Exercise prompt
Copy whichever lines contain the string "intermittenza".

-- Begin Records to process --

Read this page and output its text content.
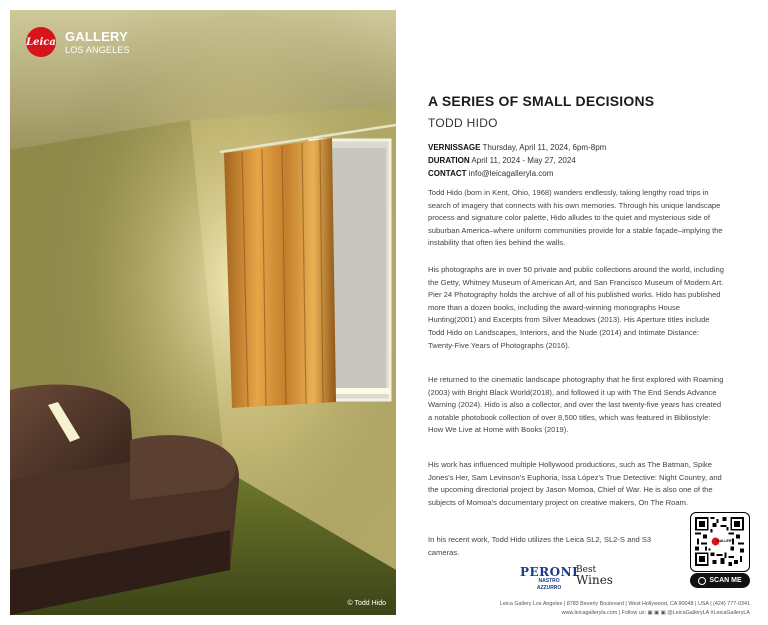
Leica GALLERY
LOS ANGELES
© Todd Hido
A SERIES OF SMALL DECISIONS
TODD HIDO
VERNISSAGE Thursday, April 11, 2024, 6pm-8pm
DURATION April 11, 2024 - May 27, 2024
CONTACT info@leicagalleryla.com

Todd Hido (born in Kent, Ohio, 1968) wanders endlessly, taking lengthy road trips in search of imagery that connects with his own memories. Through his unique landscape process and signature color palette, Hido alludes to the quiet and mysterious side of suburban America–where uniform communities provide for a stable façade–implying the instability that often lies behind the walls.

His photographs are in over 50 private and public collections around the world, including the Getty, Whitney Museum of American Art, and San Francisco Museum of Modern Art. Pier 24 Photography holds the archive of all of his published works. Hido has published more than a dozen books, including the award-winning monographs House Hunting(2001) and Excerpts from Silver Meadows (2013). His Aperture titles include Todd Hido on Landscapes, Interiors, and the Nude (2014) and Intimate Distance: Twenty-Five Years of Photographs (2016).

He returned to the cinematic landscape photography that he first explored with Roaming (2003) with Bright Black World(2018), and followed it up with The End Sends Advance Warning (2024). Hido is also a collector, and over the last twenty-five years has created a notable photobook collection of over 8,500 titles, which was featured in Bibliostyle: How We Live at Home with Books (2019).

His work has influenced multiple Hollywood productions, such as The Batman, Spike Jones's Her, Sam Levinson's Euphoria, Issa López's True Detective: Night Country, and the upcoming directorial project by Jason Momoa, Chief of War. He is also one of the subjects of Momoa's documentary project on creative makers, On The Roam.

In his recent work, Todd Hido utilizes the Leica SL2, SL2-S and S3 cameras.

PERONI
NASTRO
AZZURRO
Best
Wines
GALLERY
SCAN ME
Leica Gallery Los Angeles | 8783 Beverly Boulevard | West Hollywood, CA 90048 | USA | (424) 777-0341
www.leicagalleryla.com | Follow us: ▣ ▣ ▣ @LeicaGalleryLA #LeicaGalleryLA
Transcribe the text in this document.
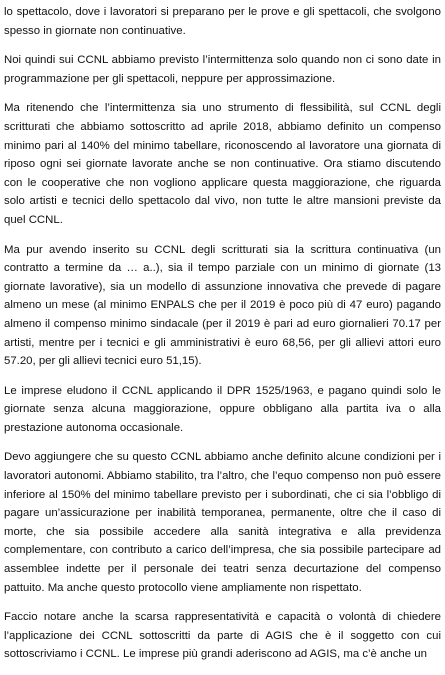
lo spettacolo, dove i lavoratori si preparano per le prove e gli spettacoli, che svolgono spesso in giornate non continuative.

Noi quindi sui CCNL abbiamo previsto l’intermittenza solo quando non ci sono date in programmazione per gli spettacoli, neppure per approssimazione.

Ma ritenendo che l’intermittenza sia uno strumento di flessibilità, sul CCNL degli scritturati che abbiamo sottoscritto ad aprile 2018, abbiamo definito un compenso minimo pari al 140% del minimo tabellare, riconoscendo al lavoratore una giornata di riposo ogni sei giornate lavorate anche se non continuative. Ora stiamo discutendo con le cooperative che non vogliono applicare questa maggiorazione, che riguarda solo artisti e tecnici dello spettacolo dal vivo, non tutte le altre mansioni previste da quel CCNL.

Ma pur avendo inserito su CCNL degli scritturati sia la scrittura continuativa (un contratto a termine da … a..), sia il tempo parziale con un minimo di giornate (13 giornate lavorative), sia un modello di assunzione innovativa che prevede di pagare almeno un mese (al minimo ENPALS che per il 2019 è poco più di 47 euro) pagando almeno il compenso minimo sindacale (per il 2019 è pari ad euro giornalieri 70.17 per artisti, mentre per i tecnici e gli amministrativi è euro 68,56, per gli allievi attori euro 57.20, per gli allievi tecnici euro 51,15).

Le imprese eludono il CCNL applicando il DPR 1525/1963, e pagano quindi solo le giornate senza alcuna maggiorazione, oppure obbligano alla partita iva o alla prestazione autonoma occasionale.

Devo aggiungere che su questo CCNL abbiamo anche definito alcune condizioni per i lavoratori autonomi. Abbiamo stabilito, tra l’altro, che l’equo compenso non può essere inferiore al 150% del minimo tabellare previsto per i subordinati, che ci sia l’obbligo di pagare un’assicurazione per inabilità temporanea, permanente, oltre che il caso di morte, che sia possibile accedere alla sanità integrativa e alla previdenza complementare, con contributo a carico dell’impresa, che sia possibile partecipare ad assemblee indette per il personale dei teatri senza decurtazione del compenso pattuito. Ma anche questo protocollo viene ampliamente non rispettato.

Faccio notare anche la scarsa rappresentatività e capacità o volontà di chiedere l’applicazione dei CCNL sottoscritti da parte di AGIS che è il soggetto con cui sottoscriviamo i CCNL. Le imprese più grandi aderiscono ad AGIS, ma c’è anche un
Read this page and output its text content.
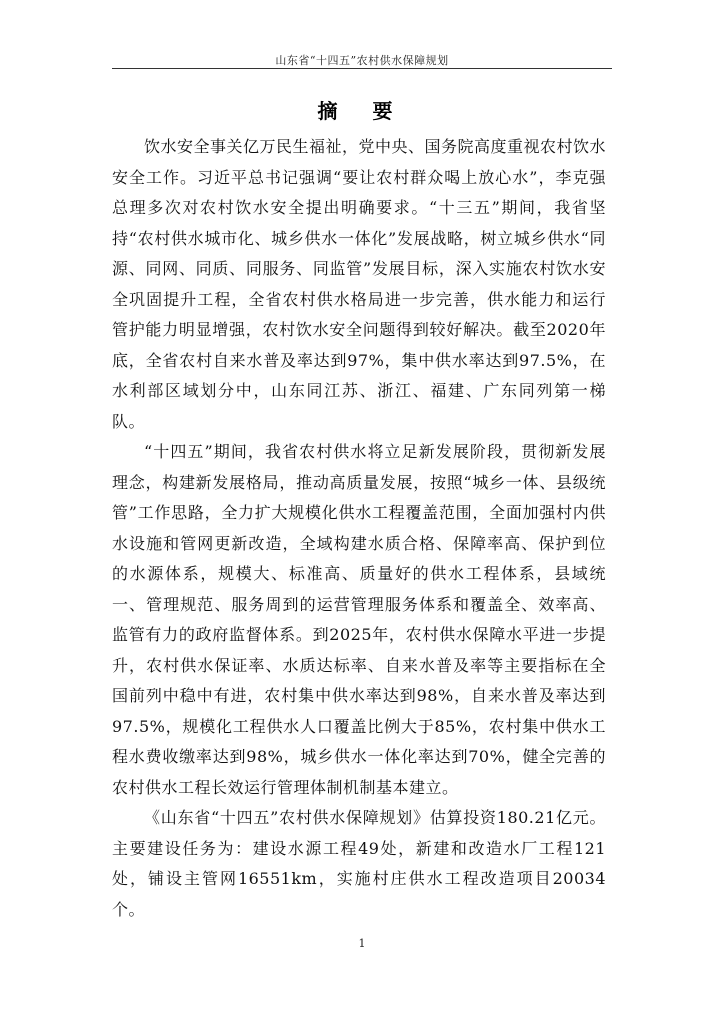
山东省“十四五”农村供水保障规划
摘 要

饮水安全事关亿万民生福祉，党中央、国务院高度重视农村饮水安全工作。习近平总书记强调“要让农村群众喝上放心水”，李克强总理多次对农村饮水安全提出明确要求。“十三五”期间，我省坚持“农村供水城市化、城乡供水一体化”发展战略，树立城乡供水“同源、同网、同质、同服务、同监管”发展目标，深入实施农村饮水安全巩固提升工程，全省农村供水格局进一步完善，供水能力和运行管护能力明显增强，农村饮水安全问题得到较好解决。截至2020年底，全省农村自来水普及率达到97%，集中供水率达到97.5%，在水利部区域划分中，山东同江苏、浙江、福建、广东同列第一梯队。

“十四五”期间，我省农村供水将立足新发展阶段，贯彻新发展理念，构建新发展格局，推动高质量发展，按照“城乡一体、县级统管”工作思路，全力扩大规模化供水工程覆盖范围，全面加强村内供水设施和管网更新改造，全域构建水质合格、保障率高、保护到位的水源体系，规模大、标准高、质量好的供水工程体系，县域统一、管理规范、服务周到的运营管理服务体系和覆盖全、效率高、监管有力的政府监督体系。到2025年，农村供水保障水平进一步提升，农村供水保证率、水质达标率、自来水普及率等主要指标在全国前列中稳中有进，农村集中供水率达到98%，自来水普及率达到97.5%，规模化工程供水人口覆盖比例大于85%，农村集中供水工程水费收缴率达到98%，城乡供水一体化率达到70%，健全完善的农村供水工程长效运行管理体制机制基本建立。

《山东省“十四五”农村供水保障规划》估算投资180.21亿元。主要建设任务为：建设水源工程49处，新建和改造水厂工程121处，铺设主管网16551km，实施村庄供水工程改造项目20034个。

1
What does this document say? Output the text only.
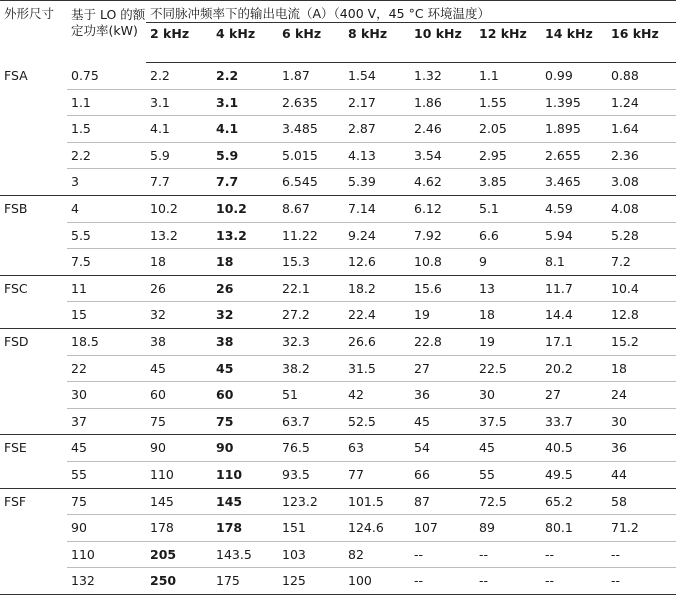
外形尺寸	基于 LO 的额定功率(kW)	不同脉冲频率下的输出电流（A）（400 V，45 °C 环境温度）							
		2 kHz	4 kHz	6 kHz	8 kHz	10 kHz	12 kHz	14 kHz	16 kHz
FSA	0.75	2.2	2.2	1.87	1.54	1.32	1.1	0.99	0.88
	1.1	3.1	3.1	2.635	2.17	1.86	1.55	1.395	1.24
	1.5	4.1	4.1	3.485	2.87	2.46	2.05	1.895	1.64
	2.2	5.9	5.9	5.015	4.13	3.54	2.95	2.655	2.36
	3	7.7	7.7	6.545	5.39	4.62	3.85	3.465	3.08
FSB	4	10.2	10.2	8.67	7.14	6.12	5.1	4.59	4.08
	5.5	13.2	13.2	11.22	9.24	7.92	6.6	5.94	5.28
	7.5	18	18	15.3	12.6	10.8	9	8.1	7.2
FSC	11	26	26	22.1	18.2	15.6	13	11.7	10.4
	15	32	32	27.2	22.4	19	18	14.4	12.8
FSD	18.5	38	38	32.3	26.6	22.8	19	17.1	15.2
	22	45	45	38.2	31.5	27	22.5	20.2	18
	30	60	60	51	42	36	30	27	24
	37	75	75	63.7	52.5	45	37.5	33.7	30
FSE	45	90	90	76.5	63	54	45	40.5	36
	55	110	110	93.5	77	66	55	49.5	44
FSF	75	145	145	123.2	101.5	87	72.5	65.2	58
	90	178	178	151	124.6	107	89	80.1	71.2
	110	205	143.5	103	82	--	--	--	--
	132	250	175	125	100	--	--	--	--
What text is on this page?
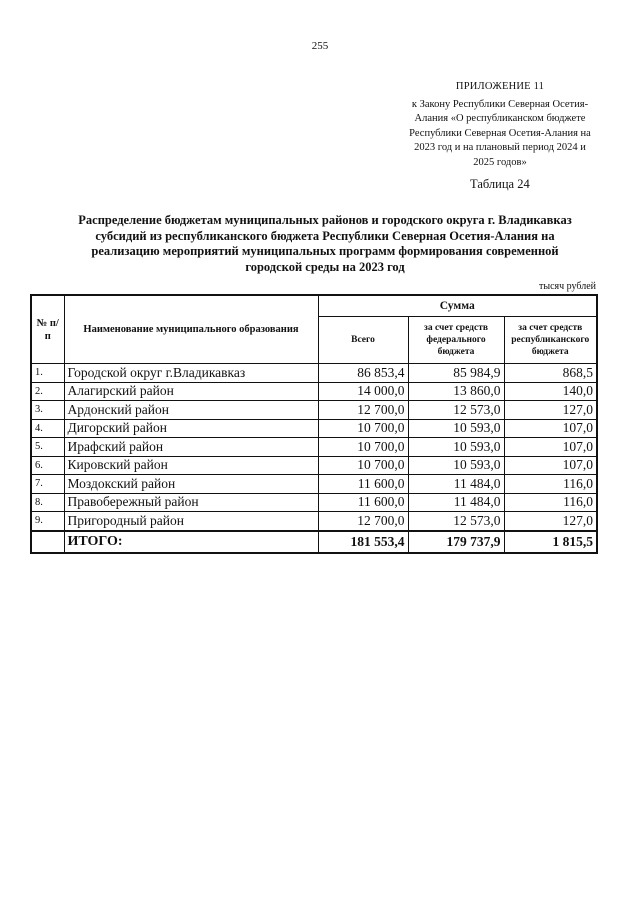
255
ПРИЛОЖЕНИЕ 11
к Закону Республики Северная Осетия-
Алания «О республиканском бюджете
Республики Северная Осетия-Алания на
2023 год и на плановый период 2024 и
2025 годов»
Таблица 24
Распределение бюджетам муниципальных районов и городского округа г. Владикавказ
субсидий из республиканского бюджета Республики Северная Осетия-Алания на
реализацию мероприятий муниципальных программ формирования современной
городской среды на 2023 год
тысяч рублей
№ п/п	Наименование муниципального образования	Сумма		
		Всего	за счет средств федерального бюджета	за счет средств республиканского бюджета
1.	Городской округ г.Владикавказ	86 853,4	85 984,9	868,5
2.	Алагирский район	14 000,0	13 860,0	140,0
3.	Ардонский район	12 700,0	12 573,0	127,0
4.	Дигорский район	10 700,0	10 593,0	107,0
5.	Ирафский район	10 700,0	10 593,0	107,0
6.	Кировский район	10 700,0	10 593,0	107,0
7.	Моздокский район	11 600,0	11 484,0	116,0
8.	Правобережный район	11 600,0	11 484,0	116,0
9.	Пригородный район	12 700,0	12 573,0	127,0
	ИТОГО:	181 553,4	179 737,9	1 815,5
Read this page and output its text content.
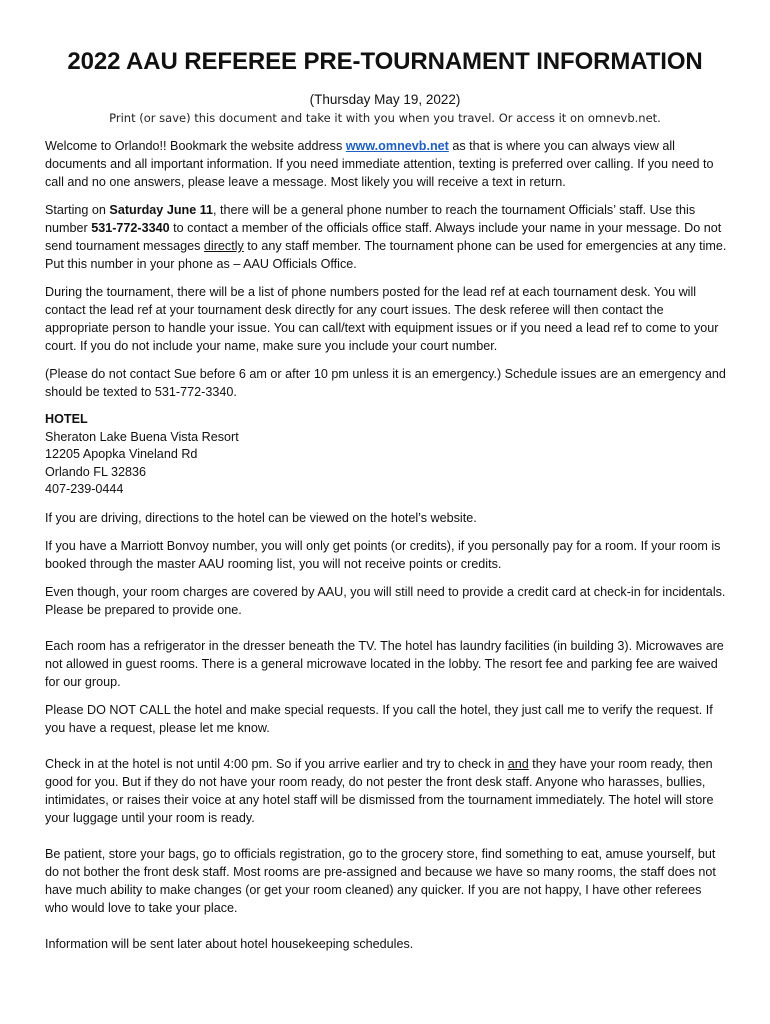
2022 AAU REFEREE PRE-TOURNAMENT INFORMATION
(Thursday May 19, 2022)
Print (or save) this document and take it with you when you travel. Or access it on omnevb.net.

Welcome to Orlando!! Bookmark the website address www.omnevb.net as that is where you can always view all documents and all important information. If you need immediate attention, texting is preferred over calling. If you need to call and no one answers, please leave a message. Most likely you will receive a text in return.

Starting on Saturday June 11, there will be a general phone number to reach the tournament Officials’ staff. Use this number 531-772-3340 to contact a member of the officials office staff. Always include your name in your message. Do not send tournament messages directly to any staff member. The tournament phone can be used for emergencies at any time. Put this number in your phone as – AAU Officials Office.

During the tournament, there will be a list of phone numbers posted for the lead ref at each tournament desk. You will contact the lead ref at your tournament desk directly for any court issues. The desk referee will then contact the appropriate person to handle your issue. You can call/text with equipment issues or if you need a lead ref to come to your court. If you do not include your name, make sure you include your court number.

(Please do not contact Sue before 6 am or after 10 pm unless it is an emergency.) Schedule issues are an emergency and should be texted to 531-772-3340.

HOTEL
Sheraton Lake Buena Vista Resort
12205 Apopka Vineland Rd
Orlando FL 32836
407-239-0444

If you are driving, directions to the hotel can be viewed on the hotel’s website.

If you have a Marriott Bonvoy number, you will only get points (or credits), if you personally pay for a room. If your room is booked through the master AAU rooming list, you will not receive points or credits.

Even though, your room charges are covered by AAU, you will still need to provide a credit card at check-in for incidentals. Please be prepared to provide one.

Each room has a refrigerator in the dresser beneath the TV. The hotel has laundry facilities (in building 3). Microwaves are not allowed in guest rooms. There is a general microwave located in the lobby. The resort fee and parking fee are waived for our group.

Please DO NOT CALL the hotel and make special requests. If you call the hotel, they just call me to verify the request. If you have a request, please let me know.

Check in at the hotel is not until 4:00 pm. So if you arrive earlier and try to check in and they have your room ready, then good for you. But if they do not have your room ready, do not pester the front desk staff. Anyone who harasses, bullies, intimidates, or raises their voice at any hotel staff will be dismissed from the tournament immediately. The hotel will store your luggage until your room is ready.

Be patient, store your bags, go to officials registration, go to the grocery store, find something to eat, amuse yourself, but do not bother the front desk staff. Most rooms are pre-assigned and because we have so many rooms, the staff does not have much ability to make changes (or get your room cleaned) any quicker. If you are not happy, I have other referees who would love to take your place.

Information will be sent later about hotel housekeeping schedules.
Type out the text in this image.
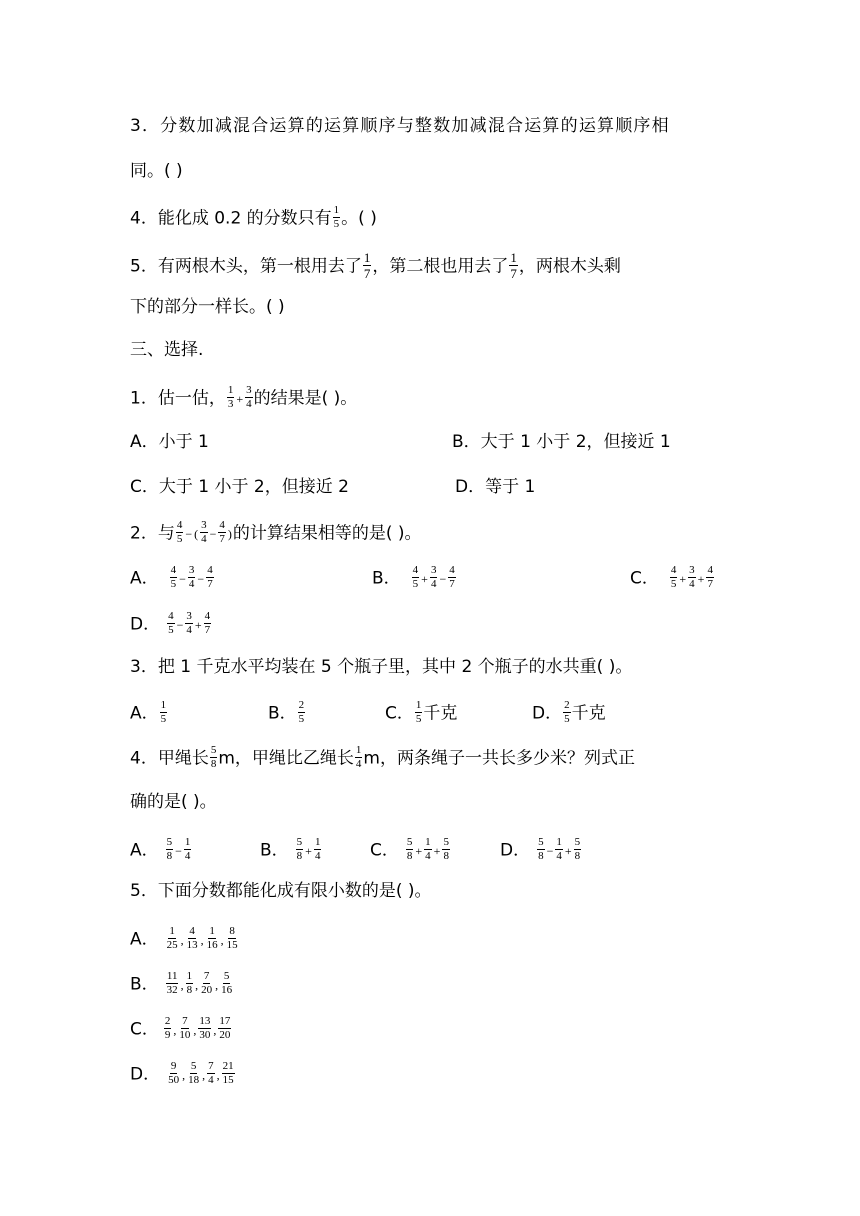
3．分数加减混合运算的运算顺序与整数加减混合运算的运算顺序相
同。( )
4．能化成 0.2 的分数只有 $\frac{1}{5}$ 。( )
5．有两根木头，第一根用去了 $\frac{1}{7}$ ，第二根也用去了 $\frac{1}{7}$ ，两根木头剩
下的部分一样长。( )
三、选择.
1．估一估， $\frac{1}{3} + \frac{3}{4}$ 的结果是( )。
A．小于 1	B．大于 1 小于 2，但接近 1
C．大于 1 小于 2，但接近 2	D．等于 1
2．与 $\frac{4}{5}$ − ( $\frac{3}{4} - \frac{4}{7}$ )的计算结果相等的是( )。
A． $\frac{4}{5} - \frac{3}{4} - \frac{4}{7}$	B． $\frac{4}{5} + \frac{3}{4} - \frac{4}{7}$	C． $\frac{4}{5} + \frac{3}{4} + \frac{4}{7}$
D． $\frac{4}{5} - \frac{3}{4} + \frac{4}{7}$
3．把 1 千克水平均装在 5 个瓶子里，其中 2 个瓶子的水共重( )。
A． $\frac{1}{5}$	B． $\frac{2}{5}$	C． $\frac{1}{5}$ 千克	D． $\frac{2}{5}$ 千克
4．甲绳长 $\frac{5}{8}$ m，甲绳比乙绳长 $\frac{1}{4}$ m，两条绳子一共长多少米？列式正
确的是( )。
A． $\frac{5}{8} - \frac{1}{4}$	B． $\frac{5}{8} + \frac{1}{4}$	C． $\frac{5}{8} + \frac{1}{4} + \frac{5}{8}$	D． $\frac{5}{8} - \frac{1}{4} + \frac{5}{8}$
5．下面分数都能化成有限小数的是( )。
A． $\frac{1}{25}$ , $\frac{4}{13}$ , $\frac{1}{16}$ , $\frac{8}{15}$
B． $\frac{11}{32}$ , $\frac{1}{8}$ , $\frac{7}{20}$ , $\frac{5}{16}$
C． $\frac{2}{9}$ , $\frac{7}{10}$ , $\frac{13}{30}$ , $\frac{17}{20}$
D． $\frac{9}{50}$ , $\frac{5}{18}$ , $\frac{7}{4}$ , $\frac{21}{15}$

-- End Records to process --

Solution to this exercise
Noi quindi sui CCNL abbiamo previsto l’intermittenza solo quando non ci sono date in programmazione per gli spettacoli, neppure per approssimazione.
Ma ritenendo che l’intermittenza sia uno strumento di flessibilità, sul CCNL degli scritturati che abbiamo sottoscritto ad aprile 2018, abbiamo definito un compenso minimo pari al 140% del minimo tabellare, riconoscendo al lavoratore una giornata di riposo ogni sei giornate lavorate anche se non continuative. Ora stiamo discutendo con le cooperative che non vogliono applicare questa maggiorazione, che riguarda solo artisti e tecnici dello spettacolo dal vivo, non tutte le altre mansioni previste da quel CCNL.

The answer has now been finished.